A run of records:
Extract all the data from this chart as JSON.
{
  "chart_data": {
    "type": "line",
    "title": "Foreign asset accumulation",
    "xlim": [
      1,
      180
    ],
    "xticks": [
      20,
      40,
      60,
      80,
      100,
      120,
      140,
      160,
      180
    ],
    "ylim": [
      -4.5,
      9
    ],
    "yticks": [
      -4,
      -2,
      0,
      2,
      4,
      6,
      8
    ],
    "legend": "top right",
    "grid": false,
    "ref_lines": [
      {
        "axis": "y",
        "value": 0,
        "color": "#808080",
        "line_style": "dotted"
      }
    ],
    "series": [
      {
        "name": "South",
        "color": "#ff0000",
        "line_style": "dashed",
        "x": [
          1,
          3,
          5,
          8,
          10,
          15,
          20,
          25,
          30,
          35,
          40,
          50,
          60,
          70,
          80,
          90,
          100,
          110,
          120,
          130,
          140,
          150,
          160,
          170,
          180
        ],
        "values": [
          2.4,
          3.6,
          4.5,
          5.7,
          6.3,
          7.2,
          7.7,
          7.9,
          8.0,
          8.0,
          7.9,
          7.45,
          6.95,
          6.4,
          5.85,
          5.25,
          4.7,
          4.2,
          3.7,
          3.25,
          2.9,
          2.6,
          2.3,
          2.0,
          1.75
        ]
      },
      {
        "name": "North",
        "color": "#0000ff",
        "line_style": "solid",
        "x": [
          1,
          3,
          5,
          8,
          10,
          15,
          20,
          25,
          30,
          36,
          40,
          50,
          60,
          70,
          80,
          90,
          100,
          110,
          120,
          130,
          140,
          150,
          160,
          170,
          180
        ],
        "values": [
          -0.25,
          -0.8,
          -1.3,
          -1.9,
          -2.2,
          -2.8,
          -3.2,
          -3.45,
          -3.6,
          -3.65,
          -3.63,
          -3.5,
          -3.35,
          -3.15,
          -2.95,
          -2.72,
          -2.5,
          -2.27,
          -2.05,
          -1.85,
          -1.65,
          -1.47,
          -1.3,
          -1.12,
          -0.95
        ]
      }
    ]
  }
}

(TASK BRIEF) Faithfully reproduce all of the records, character for character.

(ANSWER IN FULL)
Extract all the data from this chart as JSON.
{
  "chart_data": {
    "type": "line",
    "title": "Foreign asset accumulation",
    "xlim": [
      1,
      180
    ],
    "xticks": [
      20,
      40,
      60,
      80,
      100,
      120,
      140,
      160,
      180
    ],
    "ylim": [
      -4.5,
      9
    ],
    "yticks": [
      -4,
      -2,
      0,
      2,
      4,
      6,
      8
    ],
    "legend": "top right",
    "grid": false,
    "ref_lines": [
      {
        "axis": "y",
        "value": 0,
        "color": "#808080",
        "line_style": "dotted"
      }
    ],
    "series": [
      {
        "name": "South",
        "color": "#ff0000",
        "line_style": "dashed",
        "x": [
          1,
          3,
          5,
          8,
          10,
          15,
          20,
          25,
          30,
          35,
          40,
          50,
          60,
          70,
          80,
          90,
          100,
          110,
          120,
          130,
          140,
          150,
          160,
          170,
          180
        ],
        "values": [
          2.4,
          3.6,
          4.5,
          5.7,
          6.3,
          7.2,
          7.7,
          7.9,
          8.0,
          8.0,
          7.9,
          7.45,
          6.95,
          6.4,
          5.85,
          5.25,
          4.7,
          4.2,
          3.7,
          3.25,
          2.9,
          2.6,
          2.3,
          2.0,
          1.75
        ]
      },
      {
        "name": "North",
        "color": "#0000ff",
        "line_style": "solid",
        "x": [
          1,
          3,
          5,
          8,
          10,
          15,
          20,
          25,
          30,
          36,
          40,
          50,
          60,
          70,
          80,
          90,
          100,
          110,
          120,
          130,
          140,
          150,
          160,
          170,
          180
        ],
        "values": [
          -0.25,
          -0.8,
          -1.3,
          -1.9,
          -2.2,
          -2.8,
          -3.2,
          -3.45,
          -3.6,
          -3.65,
          -3.63,
          -3.5,
          -3.35,
          -3.15,
          -2.95,
          -2.72,
          -2.5,
          -2.27,
          -2.05,
          -1.85,
          -1.65,
          -1.47,
          -1.3,
          -1.12,
          -0.95
        ]
      }
    ]
  }
}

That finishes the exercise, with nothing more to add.